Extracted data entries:

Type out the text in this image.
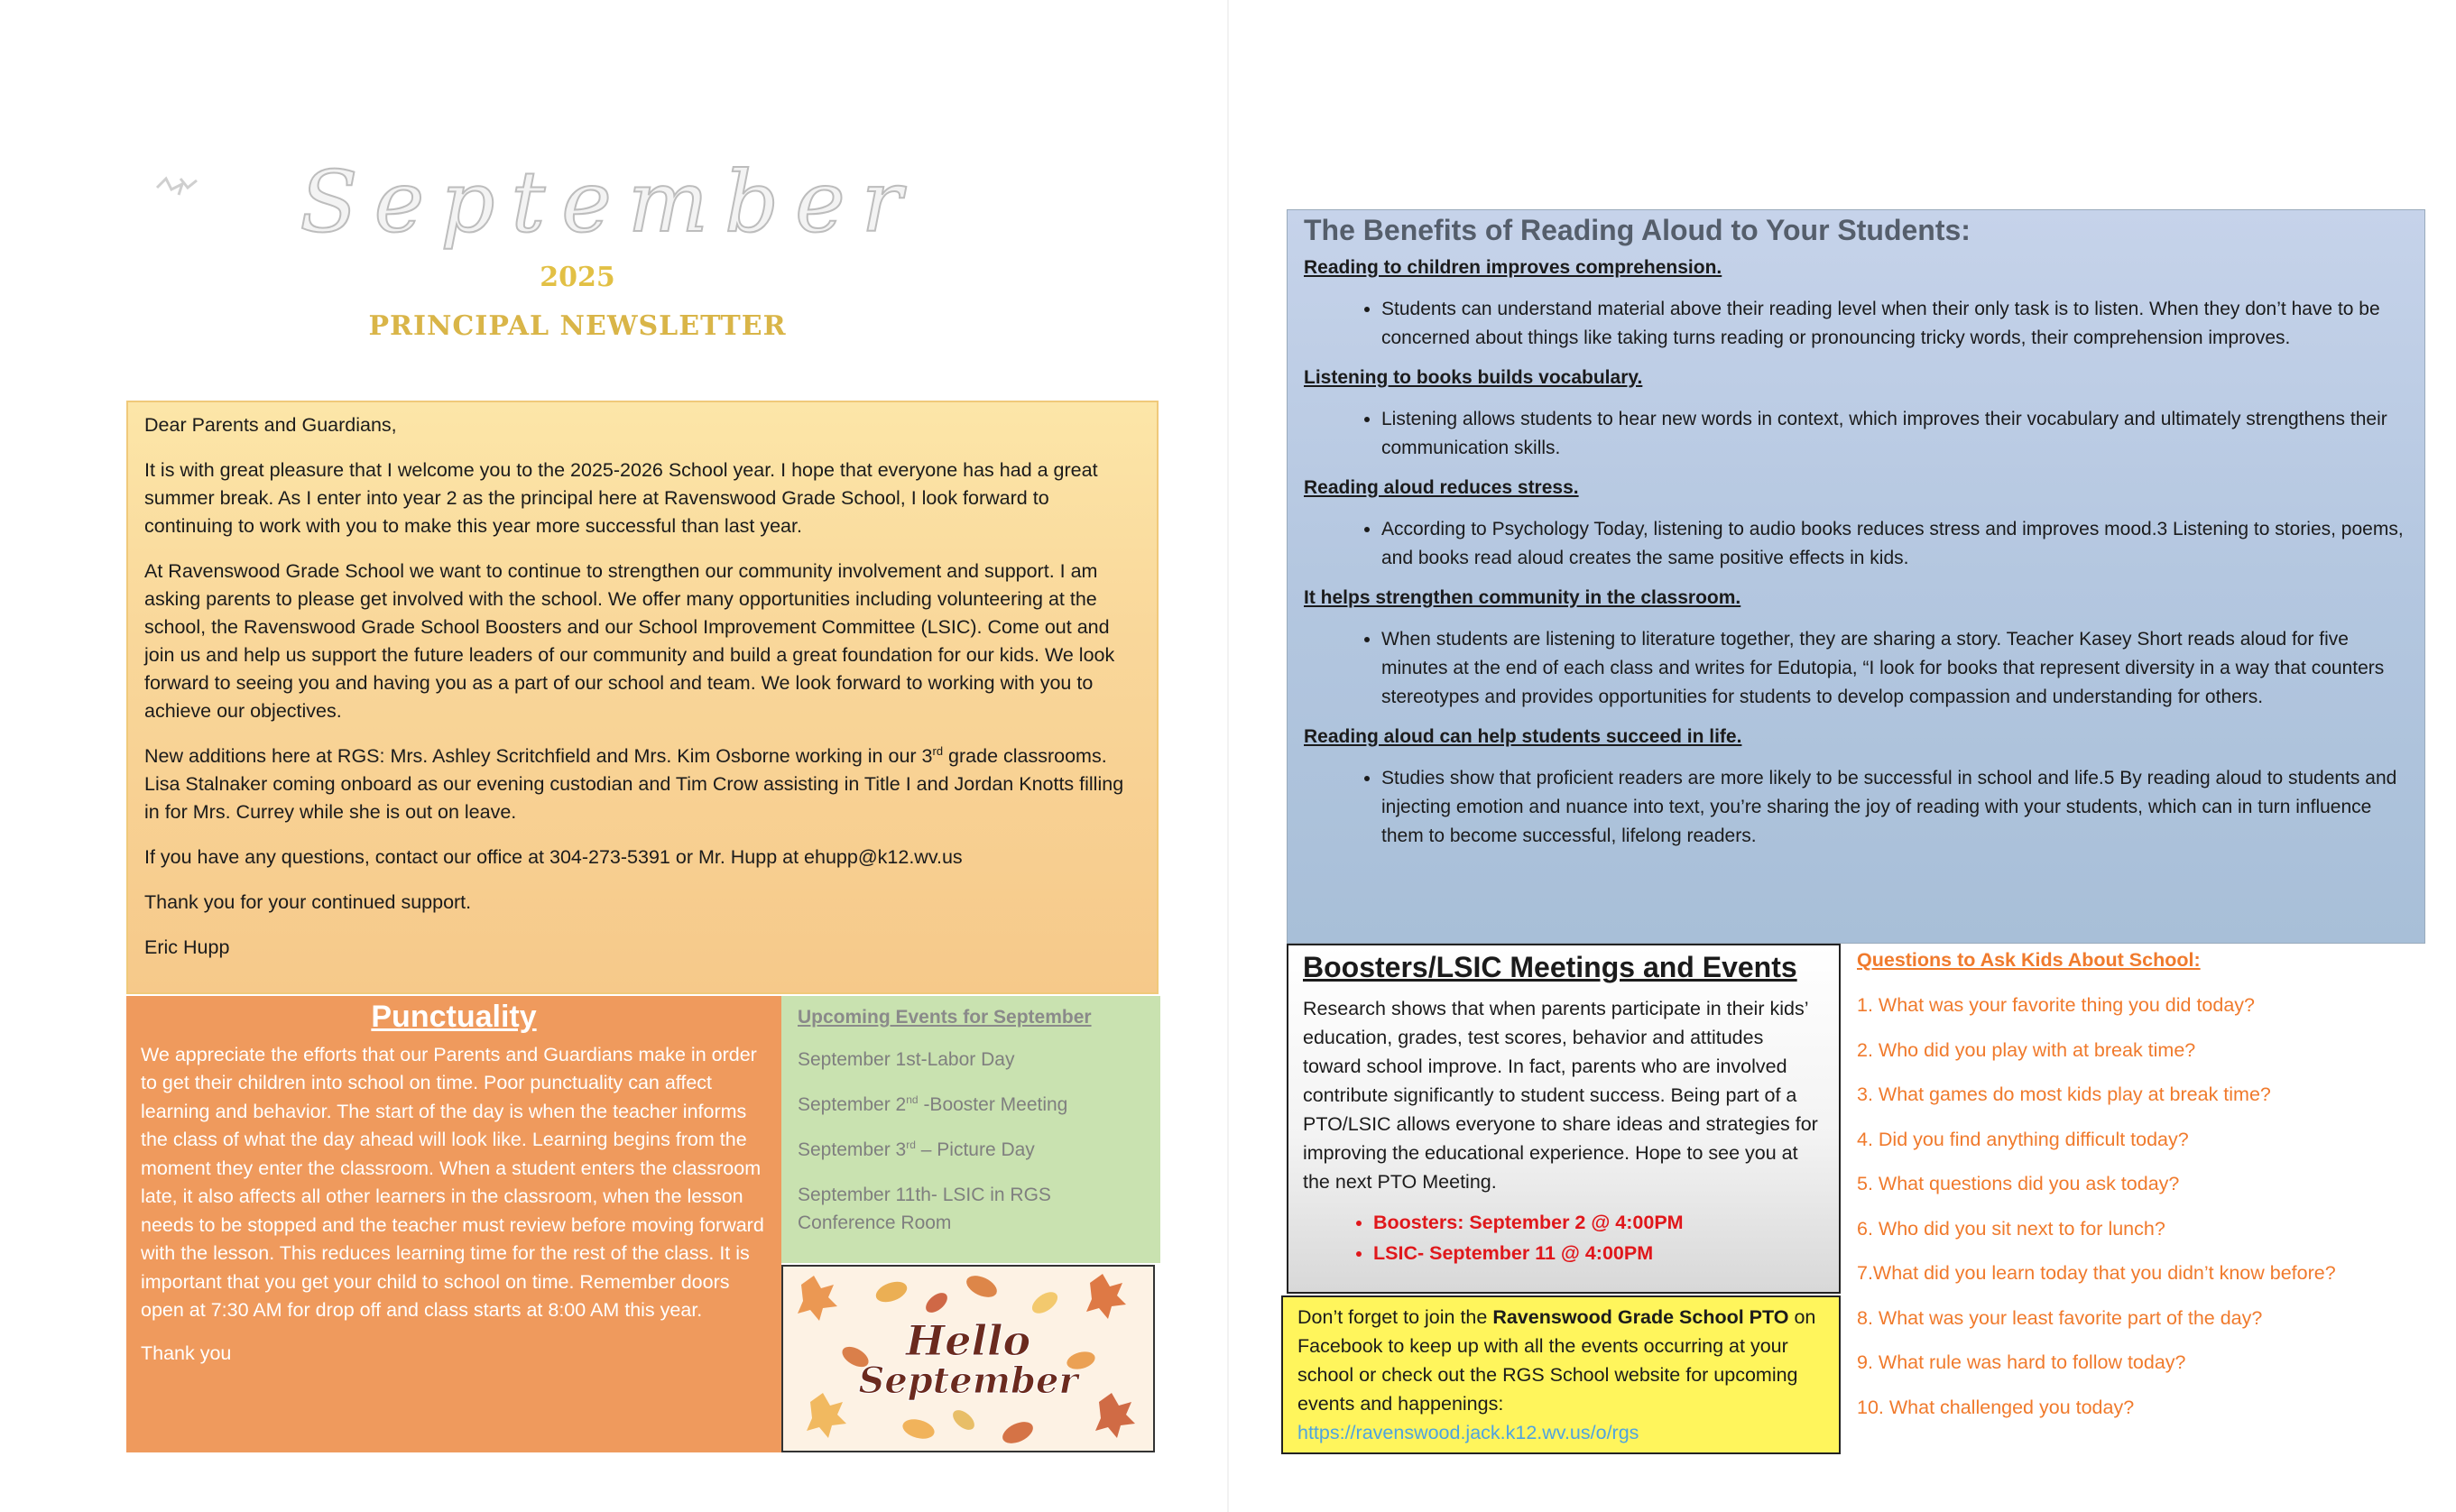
September
2025
PRINCIPAL NEWSLETTER

Dear Parents and Guardians,

It is with great pleasure that I welcome you to the 2025-2026 School year. I hope that everyone has had a great summer break. As I enter into year 2 as the principal here at Ravenswood Grade School, I look forward to continuing to work with you to make this year more successful than last year.

At Ravenswood Grade School we want to continue to strengthen our community involvement and support. I am asking parents to please get involved with the school. We offer many opportunities including volunteering at the school, the Ravenswood Grade School Boosters and our School Improvement Committee (LSIC). Come out and join us and help us support the future leaders of our community and build a great foundation for our kids. We look forward to seeing you and having you as a part of our school and team. We look forward to working with you to achieve our objectives.

New additions here at RGS: Mrs. Ashley Scritchfield and Mrs. Kim Osborne working in our 3rd grade classrooms. Lisa Stalnaker coming onboard as our evening custodian and Tim Crow assisting in Title I and Jordan Knotts filling in for Mrs. Currey while she is out on leave.

If you have any questions, contact our office at 304-273-5391 or Mr. Hupp at ehupp@k12.wv.us

Thank you for your continued support.

Eric Hupp

Punctuality

We appreciate the efforts that our Parents and Guardians make in order to get their children into school on time. Poor punctuality can affect learning and behavior. The start of the day is when the teacher informs the class of what the day ahead will look like. Learning begins from the moment they enter the classroom. When a student enters the classroom late, it also affects all other learners in the classroom, when the lesson needs to be stopped and the teacher must review before moving forward with the lesson. This reduces learning time for the rest of the class. It is important that you get your child to school on time. Remember doors open at 7:30 AM for drop off and class starts at 8:00 AM this year.

Thank you

Upcoming Events for September

September 1st-Labor Day

September 2nd -Booster Meeting

September 3rd – Picture Day

September 11th- LSIC in RGS Conference Room

Hello
September
The Benefits of Reading Aloud to Your Students:
Reading to children improves comprehension.
• Students can understand material above their reading level when their only task is to listen. When they don’t have to be concerned about things like taking turns reading or pronouncing tricky words, their comprehension improves.
Listening to books builds vocabulary.
• Listening allows students to hear new words in context, which improves their vocabulary and ultimately strengthens their communication skills.
Reading aloud reduces stress.
• According to Psychology Today, listening to audio books reduces stress and improves mood.3 Listening to stories, poems, and books read aloud creates the same positive effects in kids.
It helps strengthen community in the classroom.
• When students are listening to literature together, they are sharing a story. Teacher Kasey Short reads aloud for five minutes at the end of each class and writes for Edutopia, “I look for books that represent diversity in a way that counters stereotypes and provides opportunities for students to develop compassion and understanding for others.
Reading aloud can help students succeed in life.
• Studies show that proficient readers are more likely to be successful in school and life.5 By reading aloud to students and injecting emotion and nuance into text, you’re sharing the joy of reading with your students, which can in turn influence them to become successful, lifelong readers.
Boosters/LSIC Meetings and Events

Research shows that when parents participate in their kids’ education, grades, test scores, behavior and attitudes toward school improve. In fact, parents who are involved contribute significantly to student success. Being part of a PTO/LSIC allows everyone to share ideas and strategies for improving the educational experience. Hope to see you at the next PTO Meeting.

• Boosters: September 2 @ 4:00PM
• LSIC- September 11 @ 4:00PM
Don’t forget to join the Ravenswood Grade School PTO on Facebook to keep up with all the events occurring at your school or check out the RGS School website for upcoming events and happenings:
https://ravenswood.jack.k12.wv.us/o/rgs
Questions to Ask Kids About School:

1. What was your favorite thing you did today?

2. Who did you play with at break time?

3. What games do most kids play at break time?

4. Did you find anything difficult today?

5. What questions did you ask today?

6. Who did you sit next to for lunch?

7.What did you learn today that you didn’t know before?

8. What was your least favorite part of the day?

9. What rule was hard to follow today?

10. What challenged you today?
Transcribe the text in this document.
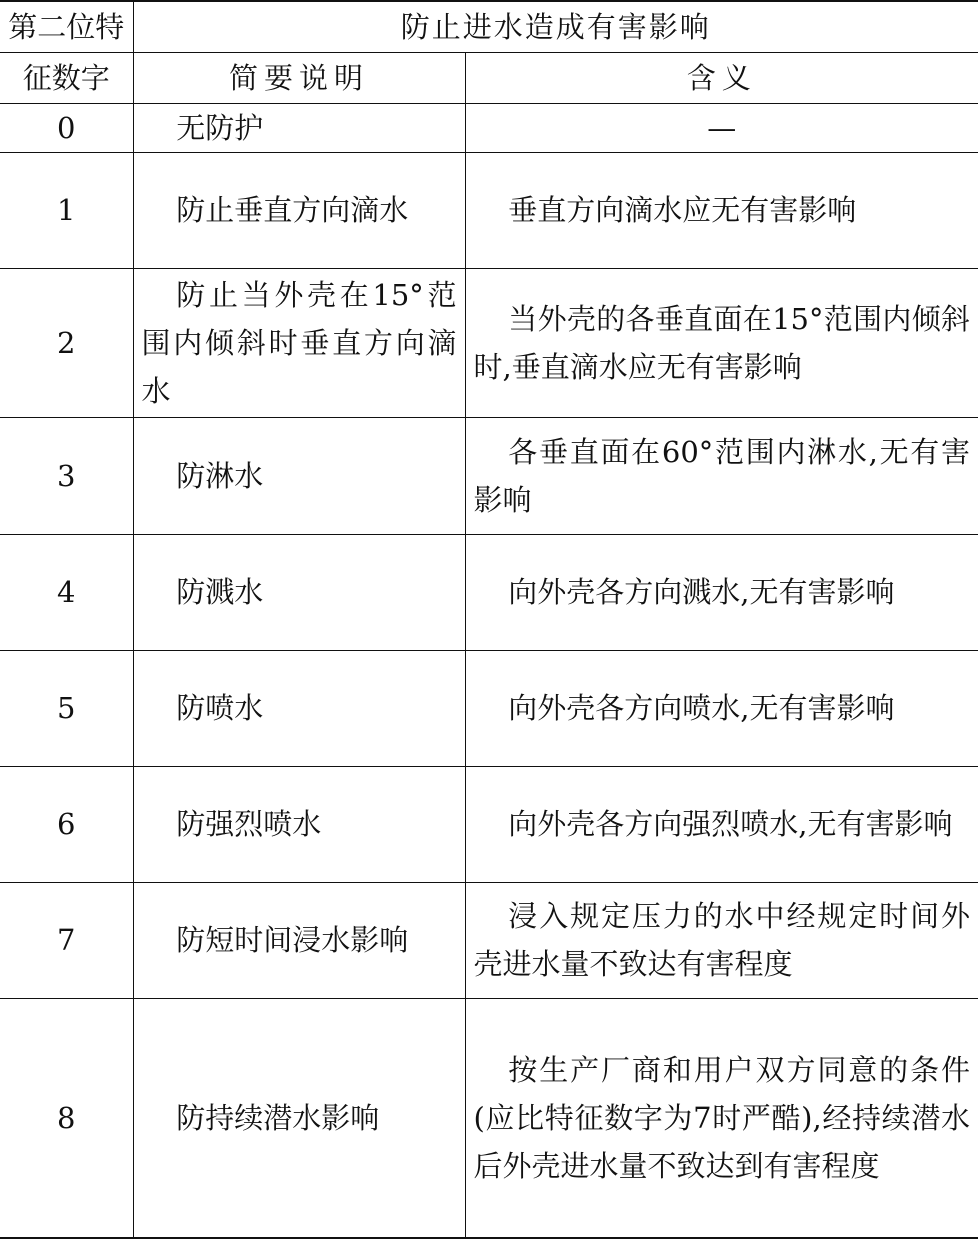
第二位特	防止进水造成有害影响	
征数字	简要说明	含义
0	无防护	—
1	防止垂直方向滴水	垂直方向滴水应无有害影响
2	防止当外壳在15°范围内倾斜时垂直方向滴水	当外壳的各垂直面在15°范围内倾斜时,垂直滴水应无有害影响
3	防淋水	各垂直面在60°范围内淋水,无有害影响
4	防溅水	向外壳各方向溅水,无有害影响
5	防喷水	向外壳各方向喷水,无有害影响
6	防强烈喷水	向外壳各方向强烈喷水,无有害影响
7	防短时间浸水影响	浸入规定压力的水中经规定时间外壳进水量不致达有害程度
8	防持续潜水影响	按生产厂商和用户双方同意的条件(应比特征数字为7时严酷),经持续潜水后外壳进水量不致达到有害程度
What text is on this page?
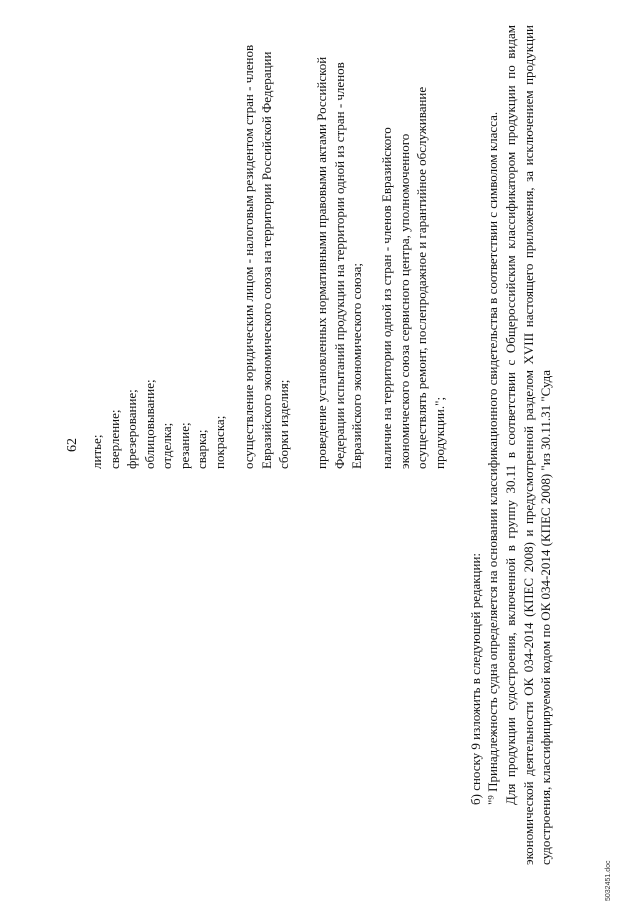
62 литье; сверление; фрезерование; облицовывание; отделка; резание; сварка; покраска; осуществление юридическим лицом - налоговым резидентом стран - членов Евразийского экономического союза на территории Российской Федерации сборки изделия; проведение установленных нормативными правовыми актами Российской Федерации испытаний продукции на территории одной из стран - членов Евразийского экономического союза; наличие на территории одной из стран - членов Евразийского экономического союза сервисного центра, уполномоченного осуществлять ремонт, послепродажное и гарантийное обслуживание продукции.";

б) сноску 9 изложить в следующей редакции: "⁹ Принадлежность судна определяется на основании классификационного свидетельства в соответствии с символом класса. Для продукции судостроения, включенной в группу 30.11 в соответствии с Общероссийским классификатором продукции по видам экономической деятельности ОК 034-2014 (КПЕС 2008) и предусмотренной разделом XVIII настоящего приложения, за исключением продукции судостроения, классифицируемой кодом по ОК 034-2014 (КПЕС 2008) "из 30.11.31 "Суда

5032451.doc
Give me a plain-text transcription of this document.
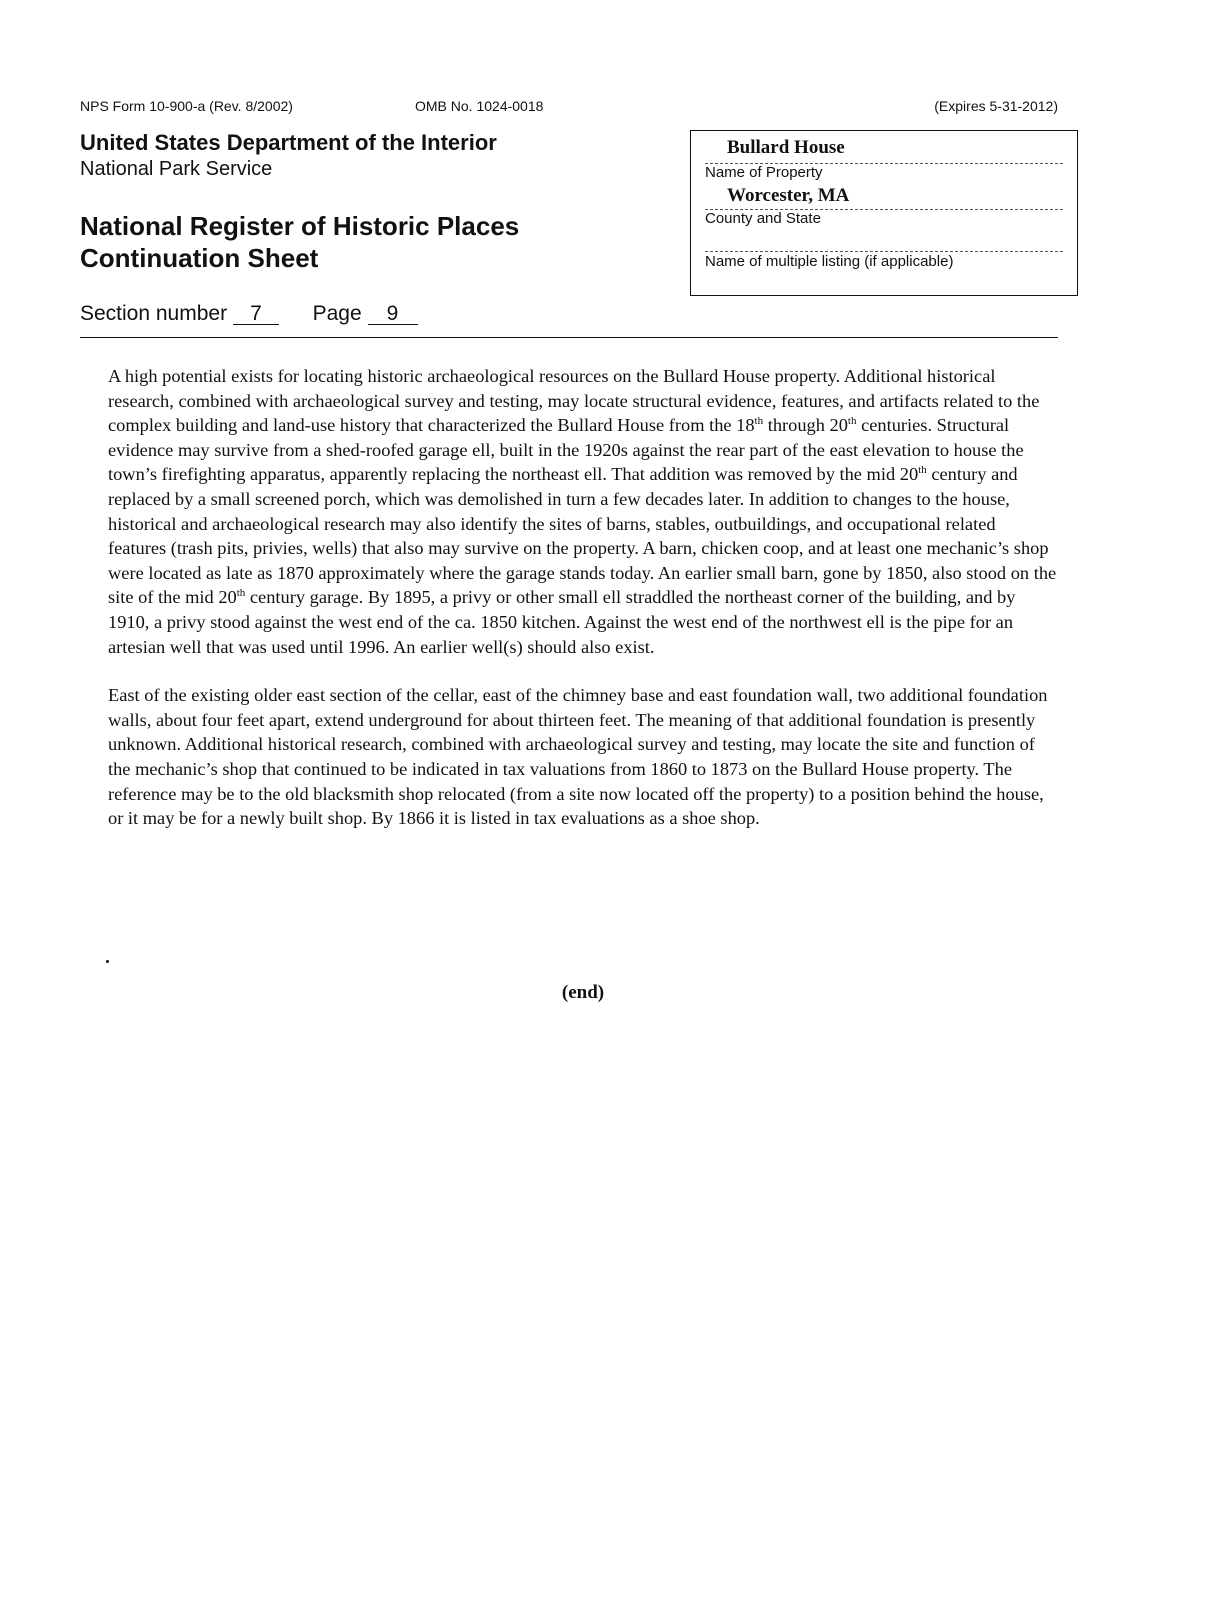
NPS Form 10-900-a (Rev. 8/2002)	OMB No. 1024-0018	(Expires 5-31-2012)
United States Department of the Interior
National Park Service
National Register of Historic Places
Continuation Sheet
Section number 7 Page 9
Bullard House
Name of Property
Worcester, MA
County and State
Name of multiple listing (if applicable)

A high potential exists for locating historic archaeological resources on the Bullard House property. Additional historical research, combined with archaeological survey and testing, may locate structural evidence, features, and artifacts related to the complex building and land-use history that characterized the Bullard House from the 18th through 20th centuries. Structural evidence may survive from a shed-roofed garage ell, built in the 1920s against the rear part of the east elevation to house the town’s firefighting apparatus, apparently replacing the northeast ell. That addition was removed by the mid 20th century and replaced by a small screened porch, which was demolished in turn a few decades later. In addition to changes to the house, historical and archaeological research may also identify the sites of barns, stables, outbuildings, and occupational related features (trash pits, privies, wells) that also may survive on the property. A barn, chicken coop, and at least one mechanic’s shop were located as late as 1870 approximately where the garage stands today. An earlier small barn, gone by 1850, also stood on the site of the mid 20th century garage. By 1895, a privy or other small ell straddled the northeast corner of the building, and by 1910, a privy stood against the west end of the ca. 1850 kitchen. Against the west end of the northwest ell is the pipe for an artesian well that was used until 1996. An earlier well(s) should also exist.

East of the existing older east section of the cellar, east of the chimney base and east foundation wall, two additional foundation walls, about four feet apart, extend underground for about thirteen feet. The meaning of that additional foundation is presently unknown. Additional historical research, combined with archaeological survey and testing, may locate the site and function of the mechanic’s shop that continued to be indicated in tax valuations from 1860 to 1873 on the Bullard House property. The reference may be to the old blacksmith shop relocated (from a site now located off the property) to a position behind the house, or it may be for a newly built shop. By 1866 it is listed in tax evaluations as a shoe shop.

(end)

§ WHAT IS REQUIRED:
Work through the data and report how many of its lines hold the word "National", giving only the figure.

§ ANSWER:
2